Task directions → Search the listing below for "lupta". Copy each matching line.

Data for this exercise →

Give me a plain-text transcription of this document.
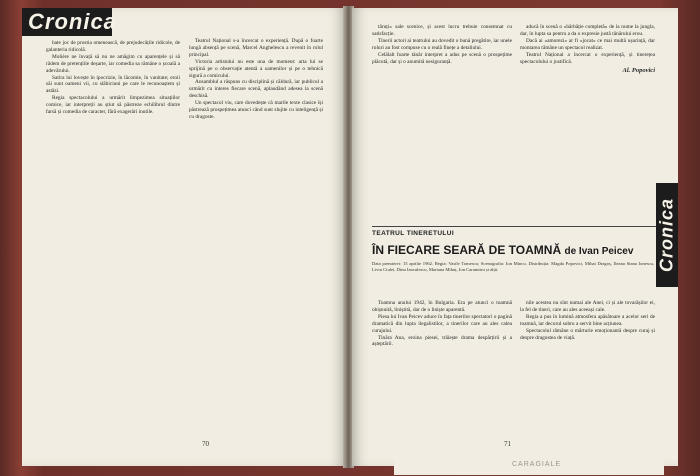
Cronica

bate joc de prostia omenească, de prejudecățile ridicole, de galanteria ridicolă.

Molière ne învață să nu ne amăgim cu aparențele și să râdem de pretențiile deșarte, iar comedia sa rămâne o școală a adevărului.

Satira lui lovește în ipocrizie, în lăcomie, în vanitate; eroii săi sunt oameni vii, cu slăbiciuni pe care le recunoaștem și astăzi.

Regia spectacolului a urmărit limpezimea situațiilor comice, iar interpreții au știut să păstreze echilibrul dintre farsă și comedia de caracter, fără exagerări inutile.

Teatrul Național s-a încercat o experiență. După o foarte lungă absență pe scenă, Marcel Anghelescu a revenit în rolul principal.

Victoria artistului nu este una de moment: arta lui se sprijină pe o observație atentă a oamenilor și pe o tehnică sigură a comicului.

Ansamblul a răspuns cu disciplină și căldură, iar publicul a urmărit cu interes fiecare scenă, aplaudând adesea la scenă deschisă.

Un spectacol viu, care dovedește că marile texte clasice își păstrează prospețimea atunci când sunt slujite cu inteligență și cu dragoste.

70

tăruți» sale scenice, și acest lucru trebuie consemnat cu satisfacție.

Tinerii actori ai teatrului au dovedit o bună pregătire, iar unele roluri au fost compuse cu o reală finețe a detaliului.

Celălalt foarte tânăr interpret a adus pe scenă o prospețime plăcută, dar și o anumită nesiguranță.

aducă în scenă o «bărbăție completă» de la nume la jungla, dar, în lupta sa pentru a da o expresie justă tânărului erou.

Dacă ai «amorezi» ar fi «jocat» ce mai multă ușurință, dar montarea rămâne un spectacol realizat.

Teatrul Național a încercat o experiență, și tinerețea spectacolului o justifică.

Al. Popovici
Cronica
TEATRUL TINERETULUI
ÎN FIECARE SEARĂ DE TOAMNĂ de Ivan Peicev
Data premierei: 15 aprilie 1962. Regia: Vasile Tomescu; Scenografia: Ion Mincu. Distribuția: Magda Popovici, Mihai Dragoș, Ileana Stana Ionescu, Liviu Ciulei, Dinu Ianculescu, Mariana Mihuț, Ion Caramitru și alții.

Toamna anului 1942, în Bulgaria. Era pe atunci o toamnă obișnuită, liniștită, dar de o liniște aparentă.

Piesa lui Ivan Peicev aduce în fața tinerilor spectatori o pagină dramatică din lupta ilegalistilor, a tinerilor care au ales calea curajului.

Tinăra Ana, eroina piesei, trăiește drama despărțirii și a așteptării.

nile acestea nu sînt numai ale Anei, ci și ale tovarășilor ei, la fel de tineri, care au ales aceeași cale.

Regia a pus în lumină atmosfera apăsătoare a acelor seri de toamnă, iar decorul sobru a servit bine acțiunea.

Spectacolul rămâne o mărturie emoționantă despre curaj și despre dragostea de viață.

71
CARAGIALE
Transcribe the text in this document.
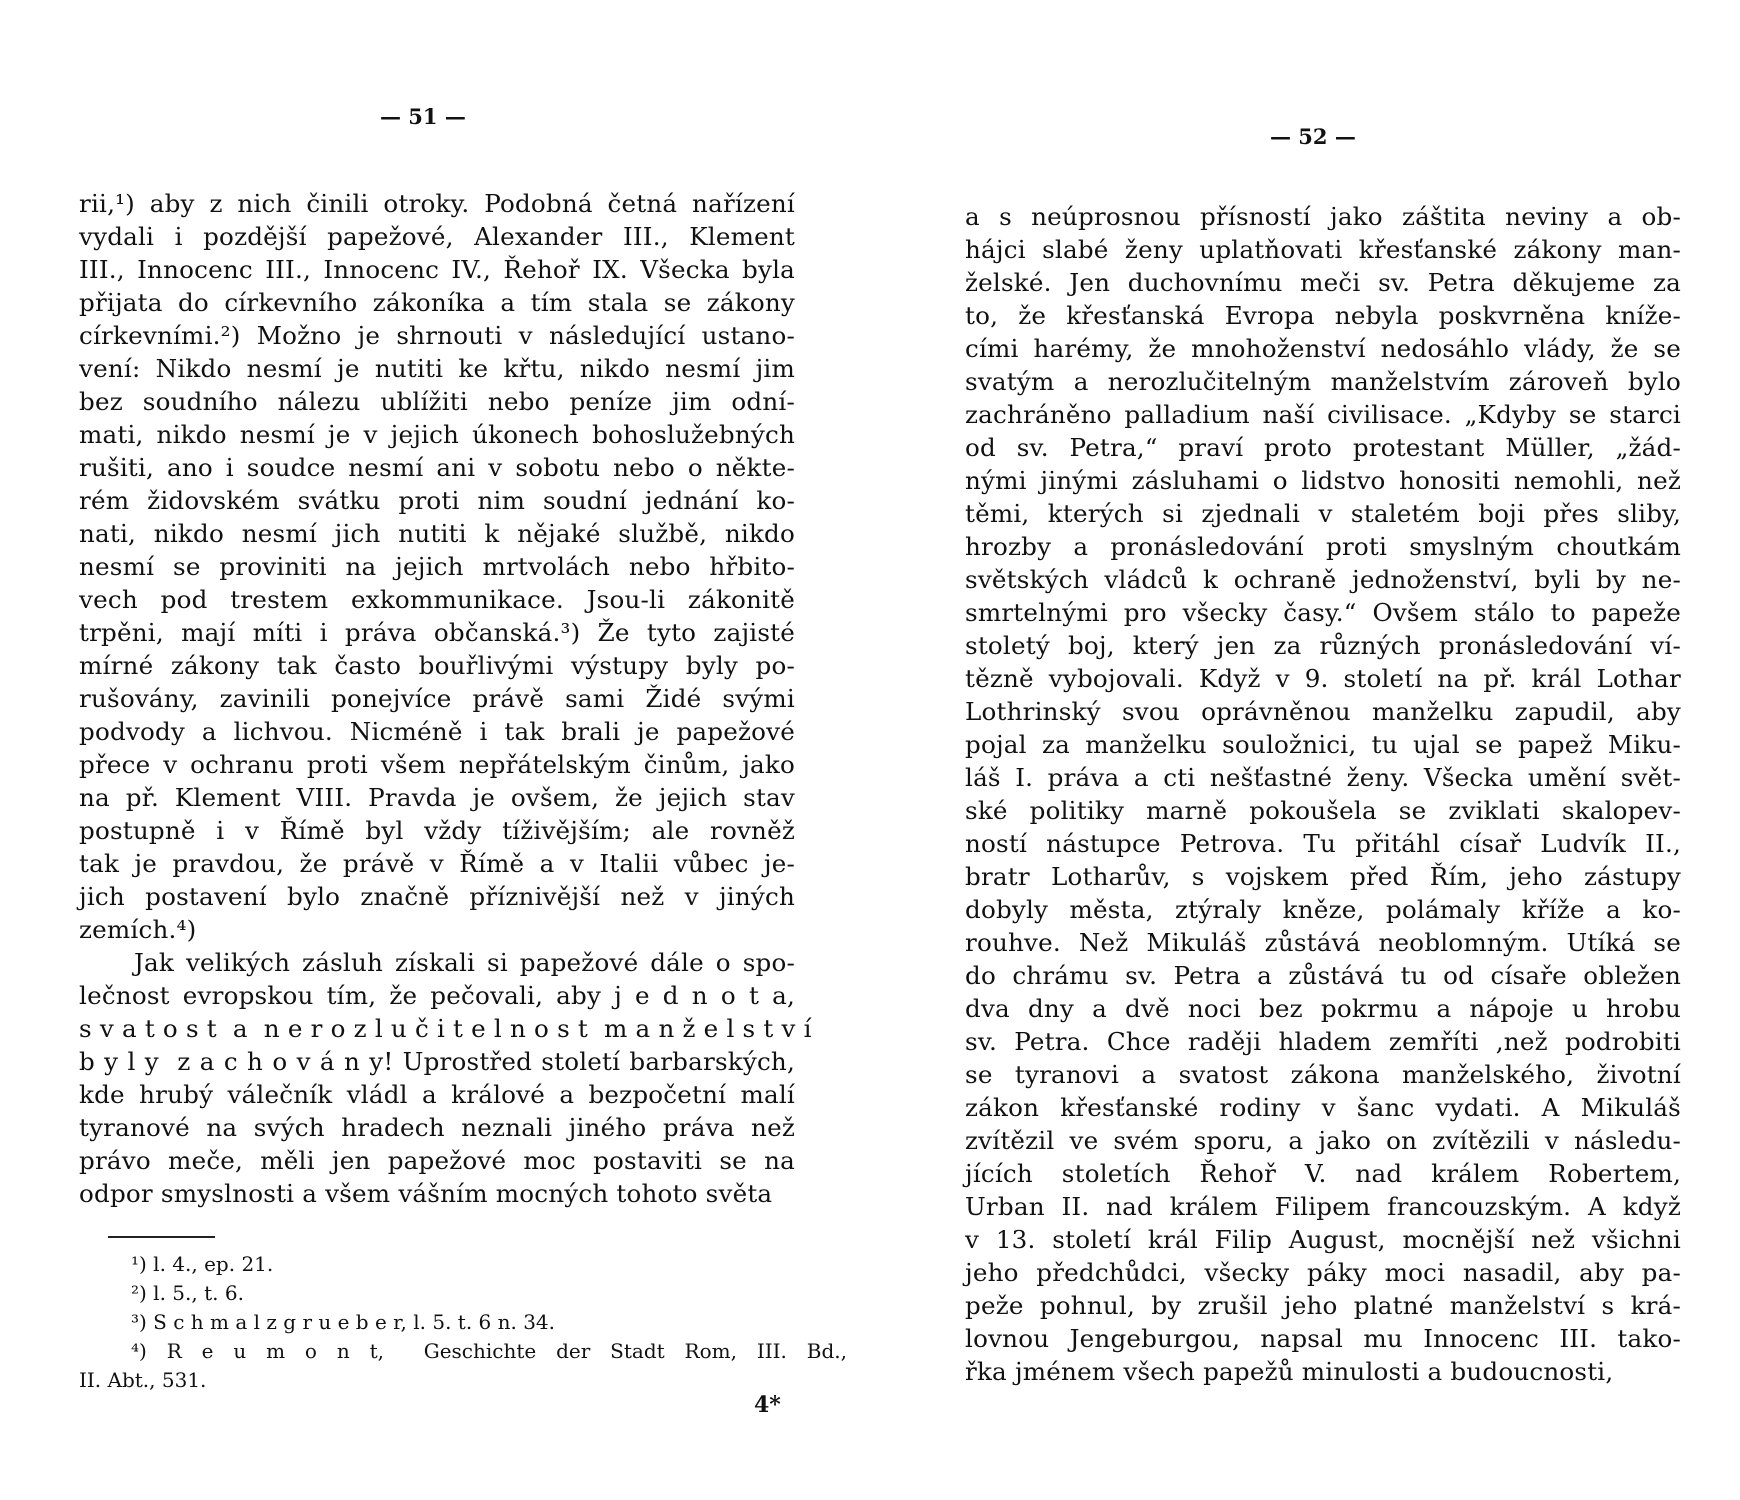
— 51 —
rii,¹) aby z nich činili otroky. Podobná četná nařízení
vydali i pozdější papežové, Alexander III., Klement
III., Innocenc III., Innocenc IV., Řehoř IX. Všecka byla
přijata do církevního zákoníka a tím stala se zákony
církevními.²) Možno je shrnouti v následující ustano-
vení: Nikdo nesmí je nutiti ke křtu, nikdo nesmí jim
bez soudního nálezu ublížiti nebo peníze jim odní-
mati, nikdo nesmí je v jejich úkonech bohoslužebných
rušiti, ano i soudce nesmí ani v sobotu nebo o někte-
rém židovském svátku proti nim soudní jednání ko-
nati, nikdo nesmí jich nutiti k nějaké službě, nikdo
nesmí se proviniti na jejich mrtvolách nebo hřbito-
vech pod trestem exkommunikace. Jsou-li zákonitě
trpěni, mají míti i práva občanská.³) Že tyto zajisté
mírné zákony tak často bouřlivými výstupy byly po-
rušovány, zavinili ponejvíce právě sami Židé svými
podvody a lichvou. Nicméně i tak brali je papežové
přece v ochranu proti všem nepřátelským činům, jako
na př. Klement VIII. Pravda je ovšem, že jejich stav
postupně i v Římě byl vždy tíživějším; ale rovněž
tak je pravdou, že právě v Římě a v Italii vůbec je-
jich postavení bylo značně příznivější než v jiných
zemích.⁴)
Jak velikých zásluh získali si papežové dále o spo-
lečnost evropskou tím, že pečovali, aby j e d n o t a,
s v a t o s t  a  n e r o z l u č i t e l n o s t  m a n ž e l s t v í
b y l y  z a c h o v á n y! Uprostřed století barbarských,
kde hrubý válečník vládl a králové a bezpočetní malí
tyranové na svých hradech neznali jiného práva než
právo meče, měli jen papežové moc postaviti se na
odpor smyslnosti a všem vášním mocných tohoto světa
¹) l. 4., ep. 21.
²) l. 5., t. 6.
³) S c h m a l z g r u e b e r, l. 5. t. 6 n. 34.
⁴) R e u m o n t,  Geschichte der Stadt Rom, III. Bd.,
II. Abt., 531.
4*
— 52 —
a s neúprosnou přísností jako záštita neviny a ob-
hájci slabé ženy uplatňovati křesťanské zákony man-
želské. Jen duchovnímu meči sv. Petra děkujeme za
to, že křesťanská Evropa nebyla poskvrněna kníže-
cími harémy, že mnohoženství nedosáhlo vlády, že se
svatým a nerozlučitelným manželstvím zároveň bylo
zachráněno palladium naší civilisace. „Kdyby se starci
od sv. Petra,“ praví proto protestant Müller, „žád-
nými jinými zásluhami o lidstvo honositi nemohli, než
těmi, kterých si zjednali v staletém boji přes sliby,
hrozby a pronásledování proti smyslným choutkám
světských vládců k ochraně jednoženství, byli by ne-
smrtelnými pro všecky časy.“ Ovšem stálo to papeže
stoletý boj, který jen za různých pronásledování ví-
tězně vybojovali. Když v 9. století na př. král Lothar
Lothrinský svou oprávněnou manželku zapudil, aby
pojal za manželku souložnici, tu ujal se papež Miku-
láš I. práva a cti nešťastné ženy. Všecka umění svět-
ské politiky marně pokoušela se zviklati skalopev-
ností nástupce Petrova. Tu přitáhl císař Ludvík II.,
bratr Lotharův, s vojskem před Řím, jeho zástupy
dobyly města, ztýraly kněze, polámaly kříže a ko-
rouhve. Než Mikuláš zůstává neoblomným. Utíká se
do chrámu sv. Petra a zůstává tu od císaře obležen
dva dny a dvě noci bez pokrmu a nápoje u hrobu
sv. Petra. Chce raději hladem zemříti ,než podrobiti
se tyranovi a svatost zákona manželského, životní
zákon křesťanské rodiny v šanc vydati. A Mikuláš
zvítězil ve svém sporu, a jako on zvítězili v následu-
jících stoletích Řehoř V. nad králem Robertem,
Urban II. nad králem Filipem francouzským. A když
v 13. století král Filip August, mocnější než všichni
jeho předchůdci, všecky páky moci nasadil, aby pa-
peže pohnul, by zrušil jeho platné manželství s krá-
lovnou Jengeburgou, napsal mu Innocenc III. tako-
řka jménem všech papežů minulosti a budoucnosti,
--
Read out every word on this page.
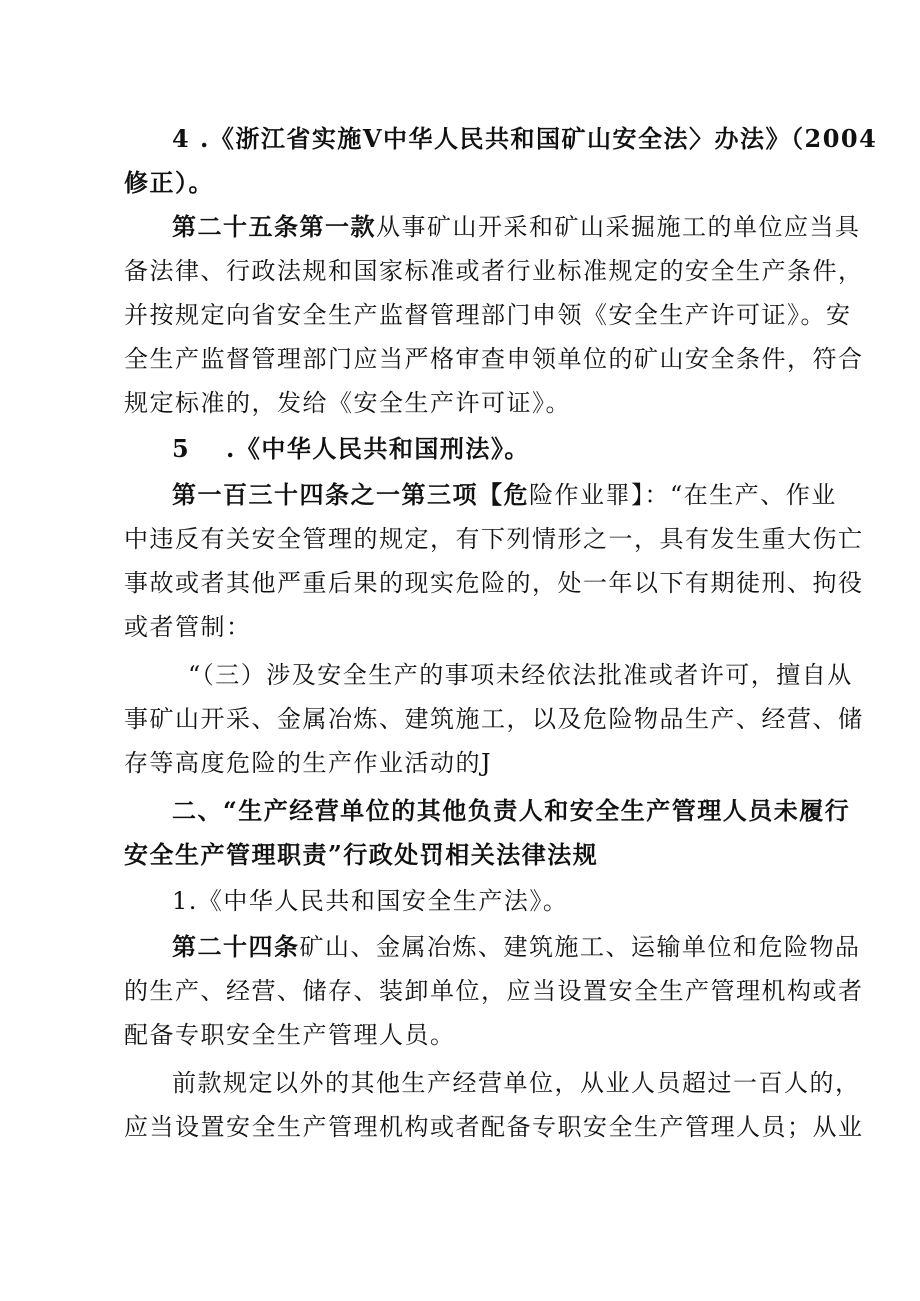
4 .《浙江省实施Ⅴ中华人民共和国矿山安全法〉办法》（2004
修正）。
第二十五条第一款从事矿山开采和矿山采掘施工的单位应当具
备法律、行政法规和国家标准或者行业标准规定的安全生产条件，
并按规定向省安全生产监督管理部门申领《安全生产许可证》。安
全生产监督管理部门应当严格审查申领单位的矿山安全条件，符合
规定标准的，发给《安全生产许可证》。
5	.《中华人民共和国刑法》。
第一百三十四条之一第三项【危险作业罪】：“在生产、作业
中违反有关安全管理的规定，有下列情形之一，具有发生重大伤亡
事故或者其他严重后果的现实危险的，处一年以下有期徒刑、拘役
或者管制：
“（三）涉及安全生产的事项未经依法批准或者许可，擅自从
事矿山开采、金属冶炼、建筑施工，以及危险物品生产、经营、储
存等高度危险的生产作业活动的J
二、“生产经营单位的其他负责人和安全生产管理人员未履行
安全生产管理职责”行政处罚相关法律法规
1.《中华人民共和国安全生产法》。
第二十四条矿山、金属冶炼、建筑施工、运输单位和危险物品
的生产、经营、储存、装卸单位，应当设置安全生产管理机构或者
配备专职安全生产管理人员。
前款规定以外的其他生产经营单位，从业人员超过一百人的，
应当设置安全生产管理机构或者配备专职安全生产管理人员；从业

Answer below →
aducă în scenă o «bărbăție completă» de la nume la jungla, dar, în lupta sa pentru a da o expresie justă tânărului erou.
Piesa lui Ivan Peicev aduce în fața tinerilor spectatori o pagină dramatică din lupta ilegalistilor, a tinerilor care au ales calea curajului.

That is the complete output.